_Exercise requirements_
Reproduce word for word the stretch of the exhibition review from "This show is" through "of impressionist painting.".

_Passage given_
....
My sister, the Fifer

All the marketing fuss is not without reason, the show is amazing, and definitely worth the $25 ($20 if you buy in advance) ticket price.  It’s certainly cheaper than traveling to Paris to see these works, and even if you did go to see them in the Museé de Orsay, they wouldn’t be there because all of the Museé’s masterpieces are traveling.  The Museé de Orsay has devised a brilliant plan to have their works seen (and make some money off of ticket sales) while their galleries are closed for renovation.  It’s a brilliant plan for the Museé de Orsay to make money off ticket sales, save money from storing their collection, and provide with a wide public access to their works. Everyone wins in this situation.

Holding cell--so anxious

This show is such a crowd-drawer that the tickets are timed–swells of people are let in every half hour and inevitably smother the previous group out of the exhibition space.   (The rooms are crowded and probably better to visit on a weekday.)  Before being let in, visitors are confined to a nice holding cell—a hallway with large photo murals of period photographs showing the broad boulevards of post-Haussmannization Paris, and a wall of portraits of the first practitioners of impressionist painting.

Yeah I made this diagram

The exhibition is divided into a series of nine rooms.  The first room is called “Birth of Impressionism,” but the works in this room seem irrelevant to Impressionism other than to be a foil for what follows.  Bouguereau’s Birth of Venus dominates this first room, a textbook opponent of the impressionists.  I can still remember my AP Art History class in high school offering the contenders of Manet’s Olympia to another Bouguereau Venus.  The bourgeoisie luxury of this work is made even more regal with the maroon-painted walls and another photo collaged wall of a glass and iron building of B aron Haussmann’s new Paris.

Bouguereau as foil

The next room is called “the Salon,” and again exemplifies everything the Impressionists were not, with perhaps a few mostly overlooked marks in the evolution to Impressionism.  This evolutionary logic dominates the curatorial organization of the show: action and reaction.  In the salon room, hang many masterpieces of the academy tradition.  Religious works and paintings with mythological themes dominate, with a few genre paintings by Courbet to mix it up.  This room was full of people and was made only more crowded by large round velvet-upholstered benches.  I would normally be against the benches because they contributed to the crowding, but they were so luxurious and sumptuous that I can only approve.

Following, was a room called “the Terrible Year.”  It shows how the tradition of the Salon was beginning to be questioned, but also how political turmoil in Europe, specifically Spain and France was beginning to affect artists and their work.  The works in this room are a shift in tone from the previous room, and the color on the walls changes dramatically from imperial maroon and purple to a sober dreary blue.

The Fifer, so French or so Spanish?

The following room is also painted this dreary blue and focuses on “French Painters and Spanish Style.” Again the curatorial statement of the evolution of impressionism dominates.  The same story: Spanish painters (beginning with Velazquez, leading to Goya, etc.) influenced the early Impressionists.  This is of course as we have been taught, most evidently in Manet’s work.  “Manet” is the subject of the next room, and connections are easily made between the Spanish court painting s of the previous room, to Manet’s loose and visible brushwork in paintings like The FiferThe Fifer received special thanks from the museum to a special donor for making its display possible.  Perhaps this donor paid for the specific cost of shipping it to San Francisco, or maybe paid the insurance for the painting to be in America.
....
_Supplied entries_
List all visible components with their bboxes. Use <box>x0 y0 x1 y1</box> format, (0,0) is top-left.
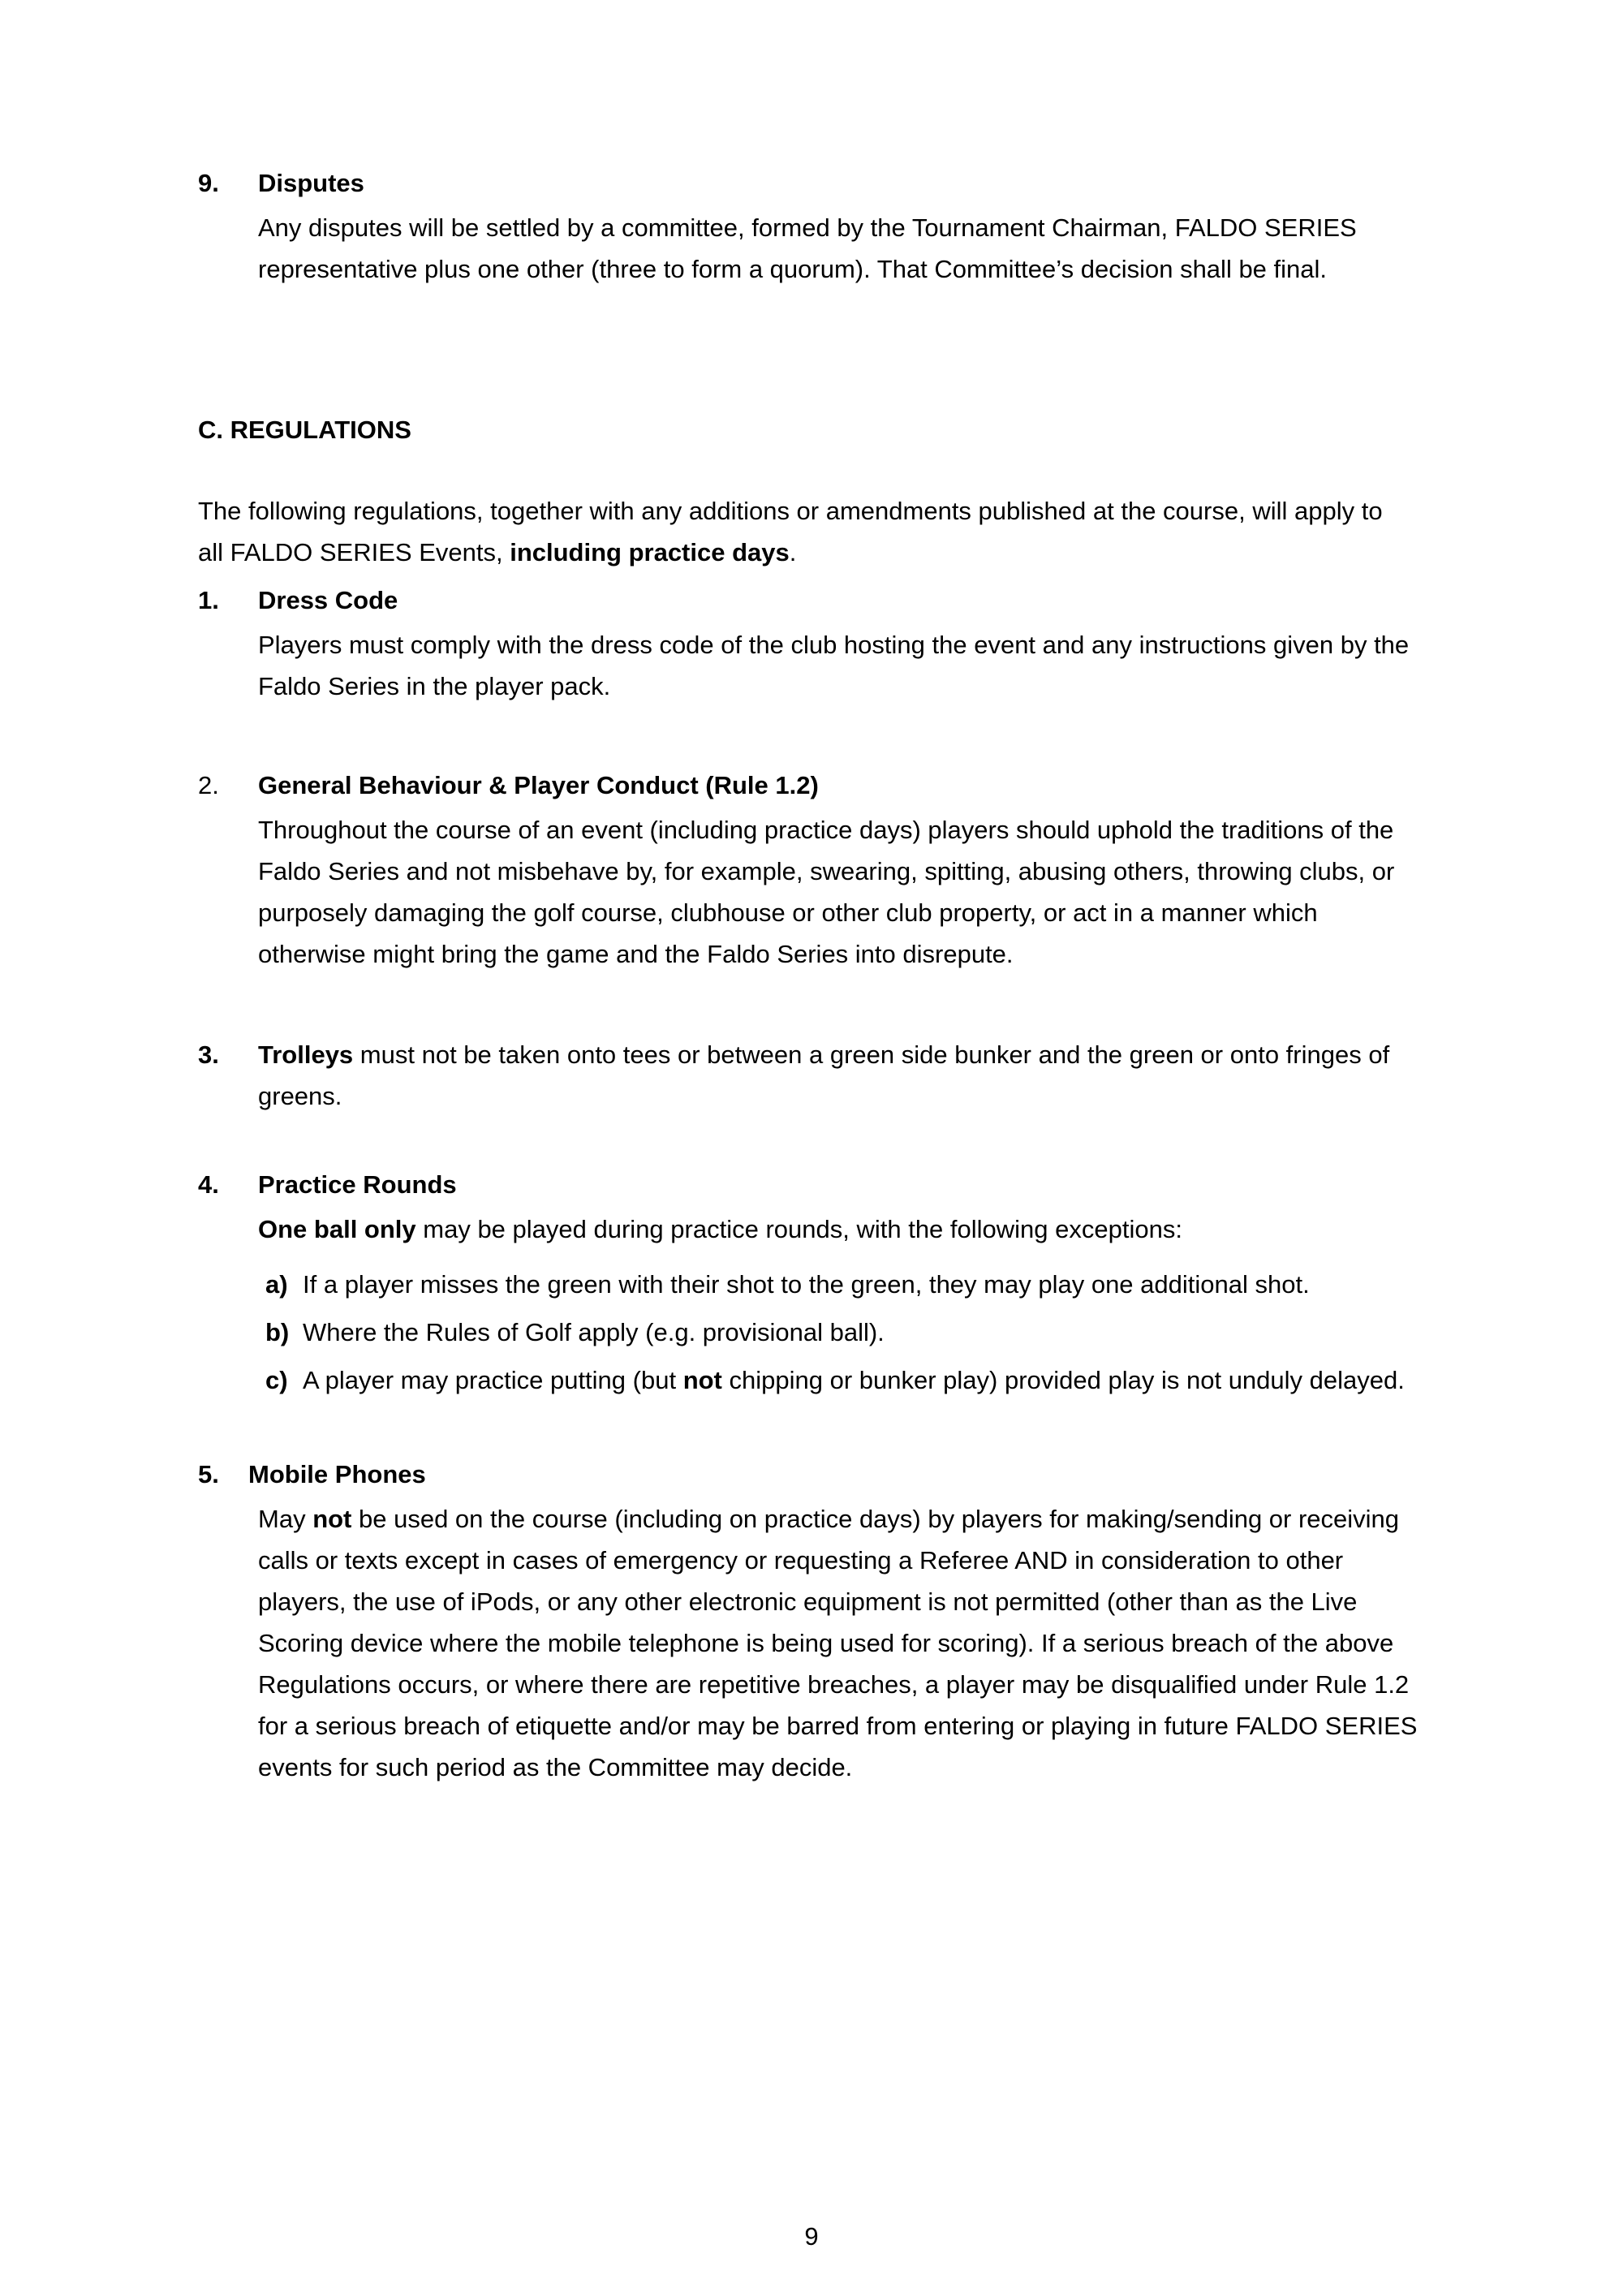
disputes-number: 9. <box>198 169 219 197</box>
section-disputes <box>198 162 1425 290</box>
general-behaviour-title: General Behaviour & Player Conduct (Rule 1.2) <box>258 771 819 799</box>
sub-item-b-text: Where the Rules of Golf apply (e.g. provisional ball). <box>303 1318 885 1346</box>
mobile-phones-title: Mobile Phones <box>248 1460 426 1488</box>
mobile-phones-body: May not be used on the course (including on practice days) by players for making/sending or receiving calls or texts except in cases of emergency or requesting a Referee AND in consideration to other players, the use of iPods, or any other electronic equipment is not permitted (other than as the Live Scoring device where the mobile telephone is being used for scoring). If a serious breach of the above Regulations occurs, or where there are repetitive breaches, a player may be disqualified under Rule 1.2 for a serious breach of etiquette and/or may be barred from entering or playing in future FALDO SERIES events for such period as the Committee may decide. <box>258 1505 1418 1781</box>
regulations-intro: The following regulations, together with any additions or amendments published at the course, will apply to all FALDO SERIES Events, including practice days. <box>198 497 1383 566</box>
dress-code-title: Dress Code <box>258 586 398 614</box>
regulations-heading: C. REGULATIONS <box>198 416 411 444</box>
sub-item-c <box>265 1359 1425 1401</box>
disputes-heading <box>198 162 1425 204</box>
sub-item-a-text: If a player misses the green with their shot to the green, they may play one additional shot. <box>303 1270 1310 1299</box>
trolleys-paragraph <box>198 1034 1425 1117</box>
general-behaviour-number: 2. <box>198 771 219 799</box>
sub-item-a-label: a) <box>265 1270 288 1299</box>
sub-item-a <box>265 1264 1425 1305</box>
section-general-behaviour <box>198 765 1425 975</box>
section-dress-code <box>198 579 1425 707</box>
dress-code-number: 1. <box>198 586 219 614</box>
practice-rounds-intro: One ball only may be played during practice rounds, with the following exceptions: <box>258 1215 1182 1243</box>
disputes-title: Disputes <box>258 169 364 197</box>
trolleys-number: 3. <box>198 1040 219 1069</box>
general-behaviour-heading <box>198 765 1425 806</box>
sub-item-b <box>265 1312 1425 1353</box>
practice-rounds-number: 4. <box>198 1170 219 1199</box>
practice-rounds-title: Practice Rounds <box>258 1170 457 1199</box>
general-behaviour-body: Throughout the course of an event (including practice days) players should uphold the traditions of the Faldo Series and not misbehave by, for example, swearing, spitting, abusing others, throwing clubs, or purposely damaging the golf course, clubhouse or other club property, or act in a manner which otherwise might bring the game and the Faldo Series into disrepute. <box>258 816 1395 968</box>
mobile-phones-number: 5. <box>198 1460 219 1488</box>
dress-code-body: Players must comply with the dress code of the club hosting the event and any instructions given by the Faldo Series in the player pack. <box>258 631 1410 700</box>
disputes-body: Any disputes will be settled by a committee, formed by the Tournament Chairman, FALDO SERIES representative plus one other (three to form a quorum). That Committee’s decision shall be final. <box>258 213 1357 283</box>
mobile-phones-heading <box>198 1454 1425 1495</box>
sub-item-c-text: A player may practice putting (but not chipping or bunker play) provided play is not unduly delayed. <box>303 1366 1405 1394</box>
practice-rounds-heading <box>198 1164 1425 1205</box>
dress-code-heading <box>198 579 1425 621</box>
section-trolleys <box>198 1034 1425 1117</box>
sub-item-c-label: c) <box>265 1366 288 1394</box>
trolleys-body: Trolleys must not be taken onto tees or between a green side bunker and the green or onto fringes of greens. <box>258 1040 1390 1110</box>
section-practice-rounds <box>198 1164 1425 1401</box>
section-mobile-phones <box>198 1454 1425 1788</box>
sub-item-b-label: b) <box>265 1318 290 1346</box>
page-number: 9 <box>804 2222 819 2251</box>
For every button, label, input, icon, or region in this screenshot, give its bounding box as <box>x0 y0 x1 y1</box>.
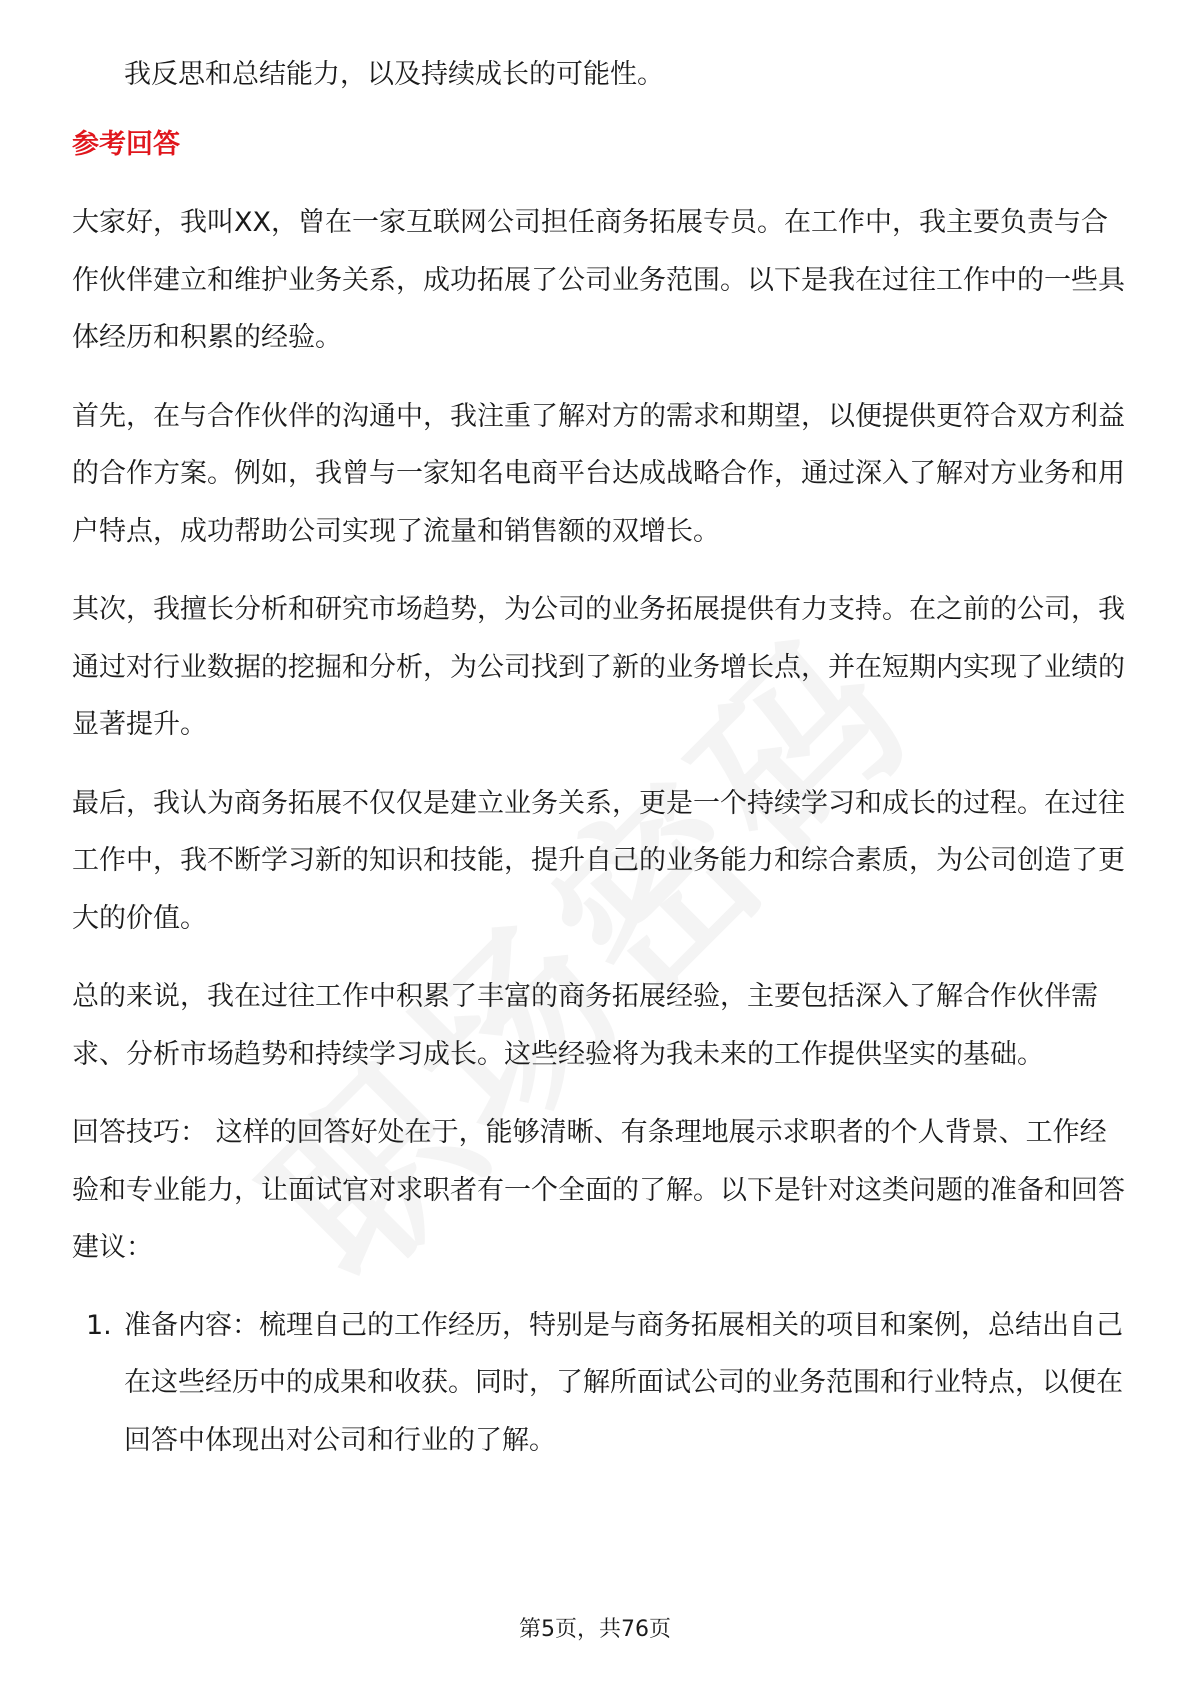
section-heading: 参考回答 <box>72 128 180 160</box>
paragraph-2: 首先，在与合作伙伴的沟通中，我注重了解对方的需求和期望，以便提供更符合双方利益的合作方案。例如，我曾与一家知名电商平台达成战略合作，通过深入了解对方业务和用户特点，成功帮助公司实现了流量和销售额的双增长。 <box>72 400 1125 547</box>
paragraph-5: 总的来说，我在过往工作中积累了丰富的商务拓展经验，主要包括深入了解合作伙伴需求、分析市场趋势和持续学习成长。这些经验将为我未来的工作提供坚实的基础。 <box>72 981 1098 1070</box>
paragraph-tips: 回答技巧： 这样的回答好处在于，能够清晰、有条理地展示求职者的个人背景、工作经验和专业能力，让面试官对求职者有一个全面的了解。以下是针对这类问题的准备和回答建议： <box>72 1117 1125 1263</box>
page-content <box>72 46 1127 1469</box>
paragraph-4: 最后，我认为商务拓展不仅仅是建立业务关系，更是一个持续学习和成长的过程。在过往工作中，我不断学习新的知识和技能，提升自己的业务能力和综合素质，为公司创造了更大的价值。 <box>72 787 1125 934</box>
list-item-number: 1. <box>86 1309 112 1341</box>
paragraph-1: 大家好，我叫XX，曾在一家互联网公司担任商务拓展专员。在工作中，我主要负责与合作伙伴建立和维护业务关系，成功拓展了公司业务范围。以下是我在过往工作中的一些具体经历和积累的经验。 <box>72 207 1125 353</box>
page-number-footer: 第5页，共76页 <box>519 1617 671 1642</box>
list-item <box>72 1297 1127 1470</box>
suggestion-list <box>72 1297 1127 1470</box>
list-item-text: 准备内容：梳理自己的工作经历，特别是与商务拓展相关的项目和案例，总结出自己在这些经历中的成果和收获。同时，了解所面试公司的业务范围和行业特点，以便在回答中体现出对公司和行业的了解。 <box>124 1309 1123 1456</box>
paragraph-3: 其次，我擅长分析和研究市场趋势，为公司的业务拓展提供有力支持。在之前的公司，我通过对行业数据的挖掘和分析，为公司找到了新的业务增长点，并在短期内实现了业绩的显著提升。 <box>72 594 1125 740</box>
continued-line: 我反思和总结能力，以及持续成长的可能性。 <box>124 59 664 90</box>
....
_Full response_
This show is such a crowd-drawer that the tickets are timed–swells of people are let in every half hour and inevitably smother the previous group out of the exhibition space.   (The rooms are crowded and probably better to visit on a weekday.)  Before being let in, visitors are confined to a nice holding cell—a hallway with large photo murals of period photographs showing the broad boulevards of post-Haussmannization Paris, and a wall of portraits of the first practitioners of impressionist painting.